-- Task directions --
Output all of the data below exactly as given.

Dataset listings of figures
◆ ◆ ◆

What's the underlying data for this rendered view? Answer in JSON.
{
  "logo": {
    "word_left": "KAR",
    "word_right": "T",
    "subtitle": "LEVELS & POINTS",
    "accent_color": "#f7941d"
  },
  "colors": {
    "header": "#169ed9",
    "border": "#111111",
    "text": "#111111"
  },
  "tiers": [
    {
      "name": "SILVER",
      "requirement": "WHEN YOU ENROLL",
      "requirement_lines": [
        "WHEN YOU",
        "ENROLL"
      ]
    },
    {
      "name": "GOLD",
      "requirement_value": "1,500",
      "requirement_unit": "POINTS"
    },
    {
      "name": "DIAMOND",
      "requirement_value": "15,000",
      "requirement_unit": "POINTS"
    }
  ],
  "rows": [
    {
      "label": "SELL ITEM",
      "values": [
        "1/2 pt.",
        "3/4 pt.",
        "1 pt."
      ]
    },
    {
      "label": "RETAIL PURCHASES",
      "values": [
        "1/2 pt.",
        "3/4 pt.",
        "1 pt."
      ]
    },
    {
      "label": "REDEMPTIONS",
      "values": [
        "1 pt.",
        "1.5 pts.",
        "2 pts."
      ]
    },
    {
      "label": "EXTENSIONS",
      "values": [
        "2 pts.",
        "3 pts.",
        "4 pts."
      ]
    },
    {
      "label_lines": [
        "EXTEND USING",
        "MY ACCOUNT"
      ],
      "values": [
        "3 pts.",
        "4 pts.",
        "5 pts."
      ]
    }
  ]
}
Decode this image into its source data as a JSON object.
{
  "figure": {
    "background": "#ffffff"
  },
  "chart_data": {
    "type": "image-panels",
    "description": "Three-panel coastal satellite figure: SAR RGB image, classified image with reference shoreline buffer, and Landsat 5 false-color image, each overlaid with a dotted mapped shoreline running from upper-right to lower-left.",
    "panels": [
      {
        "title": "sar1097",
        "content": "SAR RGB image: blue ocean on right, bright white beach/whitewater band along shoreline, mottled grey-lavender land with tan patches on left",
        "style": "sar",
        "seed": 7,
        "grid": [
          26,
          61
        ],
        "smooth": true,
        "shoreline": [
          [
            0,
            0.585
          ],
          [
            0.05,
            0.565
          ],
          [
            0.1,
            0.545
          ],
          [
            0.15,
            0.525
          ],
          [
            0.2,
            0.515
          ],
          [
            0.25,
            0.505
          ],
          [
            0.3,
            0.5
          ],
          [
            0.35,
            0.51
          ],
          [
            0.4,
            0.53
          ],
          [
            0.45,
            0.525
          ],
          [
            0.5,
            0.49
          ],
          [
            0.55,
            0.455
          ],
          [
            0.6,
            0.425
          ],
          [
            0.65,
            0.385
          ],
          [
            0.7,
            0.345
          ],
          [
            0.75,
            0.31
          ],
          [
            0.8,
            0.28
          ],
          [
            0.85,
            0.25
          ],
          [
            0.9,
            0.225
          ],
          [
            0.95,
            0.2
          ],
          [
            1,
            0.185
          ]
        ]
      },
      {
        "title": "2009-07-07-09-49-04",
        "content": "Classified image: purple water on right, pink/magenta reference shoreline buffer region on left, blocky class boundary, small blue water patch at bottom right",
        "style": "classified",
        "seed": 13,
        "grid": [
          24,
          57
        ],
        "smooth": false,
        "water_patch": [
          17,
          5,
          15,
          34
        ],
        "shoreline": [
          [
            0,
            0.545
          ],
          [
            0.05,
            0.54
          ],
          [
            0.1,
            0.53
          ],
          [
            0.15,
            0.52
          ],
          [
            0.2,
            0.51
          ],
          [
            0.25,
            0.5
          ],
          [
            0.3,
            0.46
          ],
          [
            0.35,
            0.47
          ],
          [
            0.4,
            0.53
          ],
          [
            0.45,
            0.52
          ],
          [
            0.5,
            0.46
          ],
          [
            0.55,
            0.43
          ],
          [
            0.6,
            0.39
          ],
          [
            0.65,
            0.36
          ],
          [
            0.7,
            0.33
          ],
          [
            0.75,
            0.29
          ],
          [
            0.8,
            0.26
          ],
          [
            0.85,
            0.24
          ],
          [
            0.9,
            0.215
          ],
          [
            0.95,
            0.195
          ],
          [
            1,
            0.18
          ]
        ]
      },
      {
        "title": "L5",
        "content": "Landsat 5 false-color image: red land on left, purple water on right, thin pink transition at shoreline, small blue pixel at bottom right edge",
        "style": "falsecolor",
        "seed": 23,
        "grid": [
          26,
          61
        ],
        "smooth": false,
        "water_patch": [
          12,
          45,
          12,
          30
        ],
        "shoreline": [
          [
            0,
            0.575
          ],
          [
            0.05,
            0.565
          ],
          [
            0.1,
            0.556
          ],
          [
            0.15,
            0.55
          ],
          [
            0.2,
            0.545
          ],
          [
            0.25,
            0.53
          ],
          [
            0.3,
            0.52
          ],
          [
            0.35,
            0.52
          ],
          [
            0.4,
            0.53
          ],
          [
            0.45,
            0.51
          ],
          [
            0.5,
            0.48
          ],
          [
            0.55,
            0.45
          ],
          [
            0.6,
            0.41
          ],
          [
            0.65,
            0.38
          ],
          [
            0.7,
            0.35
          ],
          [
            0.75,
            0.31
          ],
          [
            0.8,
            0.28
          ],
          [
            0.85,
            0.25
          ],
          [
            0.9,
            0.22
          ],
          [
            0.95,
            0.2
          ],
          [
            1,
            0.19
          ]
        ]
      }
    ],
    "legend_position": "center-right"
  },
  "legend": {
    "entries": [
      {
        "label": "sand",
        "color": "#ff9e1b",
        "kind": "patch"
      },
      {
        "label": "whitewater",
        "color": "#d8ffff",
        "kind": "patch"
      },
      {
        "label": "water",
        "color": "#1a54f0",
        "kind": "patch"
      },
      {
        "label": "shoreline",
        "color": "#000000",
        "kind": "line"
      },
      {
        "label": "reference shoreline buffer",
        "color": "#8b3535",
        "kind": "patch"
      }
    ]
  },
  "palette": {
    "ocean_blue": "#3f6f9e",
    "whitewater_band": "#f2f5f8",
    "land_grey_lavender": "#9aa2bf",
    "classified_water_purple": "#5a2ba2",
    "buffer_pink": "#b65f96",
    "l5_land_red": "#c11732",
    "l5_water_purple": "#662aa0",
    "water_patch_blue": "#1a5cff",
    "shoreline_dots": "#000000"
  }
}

◆ ◆ ◆

-- Result of the exercise --
What's the underlying data for this rendered view? Answer in JSON.
{
  "logo": {
    "word_left": "KAR",
    "word_right": "T",
    "subtitle": "LEVELS & POINTS",
    "accent_color": "#f7941d"
  },
  "colors": {
    "header": "#169ed9",
    "border": "#111111",
    "text": "#111111"
  },
  "tiers": [
    {
      "name": "SILVER",
      "requirement": "WHEN YOU ENROLL",
      "requirement_lines": [
        "WHEN YOU",
        "ENROLL"
      ]
    },
    {
      "name": "GOLD",
      "requirement_value": "1,500",
      "requirement_unit": "POINTS"
    },
    {
      "name": "DIAMOND",
      "requirement_value": "15,000",
      "requirement_unit": "POINTS"
    }
  ],
  "rows": [
    {
      "label": "SELL ITEM",
      "values": [
        "1/2 pt.",
        "3/4 pt.",
        "1 pt."
      ]
    },
    {
      "label": "RETAIL PURCHASES",
      "values": [
        "1/2 pt.",
        "3/4 pt.",
        "1 pt."
      ]
    },
    {
      "label": "REDEMPTIONS",
      "values": [
        "1 pt.",
        "1.5 pts.",
        "2 pts."
      ]
    },
    {
      "label": "EXTENSIONS",
      "values": [
        "2 pts.",
        "3 pts.",
        "4 pts."
      ]
    },
    {
      "label_lines": [
        "EXTEND USING",
        "MY ACCOUNT"
      ],
      "values": [
        "3 pts.",
        "4 pts.",
        "5 pts."
      ]
    }
  ]
}
Decode this image into its source data as a JSON object.
{
  "figure": {
    "background": "#ffffff"
  },
  "chart_data": {
    "type": "image-panels",
    "description": "Three-panel coastal satellite figure: SAR RGB image, classified image with reference shoreline buffer, and Landsat 5 false-color image, each overlaid with a dotted mapped shoreline running from upper-right to lower-left.",
    "panels": [
      {
        "title": "sar1097",
        "content": "SAR RGB image: blue ocean on right, bright white beach/whitewater band along shoreline, mottled grey-lavender land with tan patches on left",
        "style": "sar",
        "seed": 7,
        "grid": [
          26,
          61
        ],
        "smooth": true,
        "shoreline": [
          [
            0,
            0.585
          ],
          [
            0.05,
            0.565
          ],
          [
            0.1,
            0.545
          ],
          [
            0.15,
            0.525
          ],
          [
            0.2,
            0.515
          ],
          [
            0.25,
            0.505
          ],
          [
            0.3,
            0.5
          ],
          [
            0.35,
            0.51
          ],
          [
            0.4,
            0.53
          ],
          [
            0.45,
            0.525
          ],
          [
            0.5,
            0.49
          ],
          [
            0.55,
            0.455
          ],
          [
            0.6,
            0.425
          ],
          [
            0.65,
            0.385
          ],
          [
            0.7,
            0.345
          ],
          [
            0.75,
            0.31
          ],
          [
            0.8,
            0.28
          ],
          [
            0.85,
            0.25
          ],
          [
            0.9,
            0.225
          ],
          [
            0.95,
            0.2
          ],
          [
            1,
            0.185
          ]
        ]
      },
      {
        "title": "2009-07-07-09-49-04",
        "content": "Classified image: purple water on right, pink/magenta reference shoreline buffer region on left, blocky class boundary, small blue water patch at bottom right",
        "style": "classified",
        "seed": 13,
        "grid": [
          24,
          57
        ],
        "smooth": false,
        "water_patch": [
          17,
          5,
          15,
          34
        ],
        "shoreline": [
          [
            0,
            0.545
          ],
          [
            0.05,
            0.54
          ],
          [
            0.1,
            0.53
          ],
          [
            0.15,
            0.52
          ],
          [
            0.2,
            0.51
          ],
          [
            0.25,
            0.5
          ],
          [
            0.3,
            0.46
          ],
          [
            0.35,
            0.47
          ],
          [
            0.4,
            0.53
          ],
          [
            0.45,
            0.52
          ],
          [
            0.5,
            0.46
          ],
          [
            0.55,
            0.43
          ],
          [
            0.6,
            0.39
          ],
          [
            0.65,
            0.36
          ],
          [
            0.7,
            0.33
          ],
          [
            0.75,
            0.29
          ],
          [
            0.8,
            0.26
          ],
          [
            0.85,
            0.24
          ],
          [
            0.9,
            0.215
          ],
          [
            0.95,
            0.195
          ],
          [
            1,
            0.18
          ]
        ]
      },
      {
        "title": "L5",
        "content": "Landsat 5 false-color image: red land on left, purple water on right, thin pink transition at shoreline, small blue pixel at bottom right edge",
        "style": "falsecolor",
        "seed": 23,
        "grid": [
          26,
          61
        ],
        "smooth": false,
        "water_patch": [
          12,
          45,
          12,
          30
        ],
        "shoreline": [
          [
            0,
            0.575
          ],
          [
            0.05,
            0.565
          ],
          [
            0.1,
            0.556
          ],
          [
            0.15,
            0.55
          ],
          [
            0.2,
            0.545
          ],
          [
            0.25,
            0.53
          ],
          [
            0.3,
            0.52
          ],
          [
            0.35,
            0.52
          ],
          [
            0.4,
            0.53
          ],
          [
            0.45,
            0.51
          ],
          [
            0.5,
            0.48
          ],
          [
            0.55,
            0.45
          ],
          [
            0.6,
            0.41
          ],
          [
            0.65,
            0.38
          ],
          [
            0.7,
            0.35
          ],
          [
            0.75,
            0.31
          ],
          [
            0.8,
            0.28
          ],
          [
            0.85,
            0.25
          ],
          [
            0.9,
            0.22
          ],
          [
            0.95,
            0.2
          ],
          [
            1,
            0.19
          ]
        ]
      }
    ],
    "legend_position": "center-right"
  },
  "legend": {
    "entries": [
      {
        "label": "sand",
        "color": "#ff9e1b",
        "kind": "patch"
      },
      {
        "label": "whitewater",
        "color": "#d8ffff",
        "kind": "patch"
      },
      {
        "label": "water",
        "color": "#1a54f0",
        "kind": "patch"
      },
      {
        "label": "shoreline",
        "color": "#000000",
        "kind": "line"
      },
      {
        "label": "reference shoreline buffer",
        "color": "#8b3535",
        "kind": "patch"
      }
    ]
  },
  "palette": {
    "ocean_blue": "#3f6f9e",
    "whitewater_band": "#f2f5f8",
    "land_grey_lavender": "#9aa2bf",
    "classified_water_purple": "#5a2ba2",
    "buffer_pink": "#b65f96",
    "l5_land_red": "#c11732",
    "l5_water_purple": "#662aa0",
    "water_patch_blue": "#1a5cff",
    "shoreline_dots": "#000000"
  }
}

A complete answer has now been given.